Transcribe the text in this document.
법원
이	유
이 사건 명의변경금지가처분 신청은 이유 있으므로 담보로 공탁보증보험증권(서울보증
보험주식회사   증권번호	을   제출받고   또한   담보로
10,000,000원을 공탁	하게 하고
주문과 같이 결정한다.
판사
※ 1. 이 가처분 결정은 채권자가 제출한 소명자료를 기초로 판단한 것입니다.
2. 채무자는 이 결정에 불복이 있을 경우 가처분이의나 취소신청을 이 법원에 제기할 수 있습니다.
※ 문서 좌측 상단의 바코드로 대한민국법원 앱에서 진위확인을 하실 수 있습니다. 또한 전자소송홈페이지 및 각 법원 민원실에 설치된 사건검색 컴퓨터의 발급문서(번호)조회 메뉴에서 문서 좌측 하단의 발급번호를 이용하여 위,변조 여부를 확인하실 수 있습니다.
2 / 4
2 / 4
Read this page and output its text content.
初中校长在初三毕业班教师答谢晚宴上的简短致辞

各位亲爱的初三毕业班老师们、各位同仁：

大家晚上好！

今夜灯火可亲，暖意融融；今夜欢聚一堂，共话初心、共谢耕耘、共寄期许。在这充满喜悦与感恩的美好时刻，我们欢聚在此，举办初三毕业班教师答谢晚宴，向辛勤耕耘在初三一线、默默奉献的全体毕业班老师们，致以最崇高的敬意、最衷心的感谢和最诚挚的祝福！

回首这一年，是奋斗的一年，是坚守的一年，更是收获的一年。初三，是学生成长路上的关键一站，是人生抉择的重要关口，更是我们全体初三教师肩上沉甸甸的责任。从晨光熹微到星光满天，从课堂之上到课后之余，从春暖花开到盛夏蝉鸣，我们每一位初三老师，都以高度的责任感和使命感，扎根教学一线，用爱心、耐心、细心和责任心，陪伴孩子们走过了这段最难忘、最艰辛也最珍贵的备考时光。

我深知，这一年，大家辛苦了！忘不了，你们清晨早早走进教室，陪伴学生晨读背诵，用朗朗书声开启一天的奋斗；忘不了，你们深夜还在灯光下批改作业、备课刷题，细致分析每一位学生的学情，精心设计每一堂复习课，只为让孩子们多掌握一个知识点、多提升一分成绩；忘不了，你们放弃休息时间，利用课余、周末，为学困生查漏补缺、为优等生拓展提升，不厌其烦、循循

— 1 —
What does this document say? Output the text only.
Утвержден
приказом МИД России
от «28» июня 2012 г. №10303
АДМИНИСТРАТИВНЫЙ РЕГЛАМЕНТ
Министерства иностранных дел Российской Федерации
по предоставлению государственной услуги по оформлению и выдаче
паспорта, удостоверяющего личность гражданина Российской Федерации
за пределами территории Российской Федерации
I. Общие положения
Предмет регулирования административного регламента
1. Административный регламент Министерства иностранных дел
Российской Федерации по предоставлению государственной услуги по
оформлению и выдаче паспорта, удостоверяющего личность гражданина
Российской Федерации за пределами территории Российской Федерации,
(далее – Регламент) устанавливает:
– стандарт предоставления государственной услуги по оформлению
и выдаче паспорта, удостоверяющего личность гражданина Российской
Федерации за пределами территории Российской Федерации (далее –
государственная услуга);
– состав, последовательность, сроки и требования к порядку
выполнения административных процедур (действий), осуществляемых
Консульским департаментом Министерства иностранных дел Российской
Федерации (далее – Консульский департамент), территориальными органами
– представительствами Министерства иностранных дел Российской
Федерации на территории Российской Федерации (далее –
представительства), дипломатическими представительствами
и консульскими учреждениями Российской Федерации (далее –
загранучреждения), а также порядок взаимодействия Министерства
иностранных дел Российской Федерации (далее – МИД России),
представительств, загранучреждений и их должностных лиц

== WHAT TO DO ==
Pull every line containing "Российской" from the material above.

== EXERCISE RESPONSE ==
Министерства иностранных дел Российской Федерации
паспорта, удостоверяющего личность гражданина Российской Федерации
за пределами территории Российской Федерации
Российской Федерации по предоставлению государственной услуги по
Российской Федерации за пределами территории Российской Федерации,
и выдаче паспорта, удостоверяющего личность гражданина Российской
Федерации за пределами территории Российской Федерации (далее –
Консульским департаментом Министерства иностранных дел Российской
– представительствами Министерства иностранных дел Российской
Федерации на территории Российской Федерации (далее –
и консульскими учреждениями Российской Федерации (далее –
иностранных дел Российской Федерации (далее – МИД России),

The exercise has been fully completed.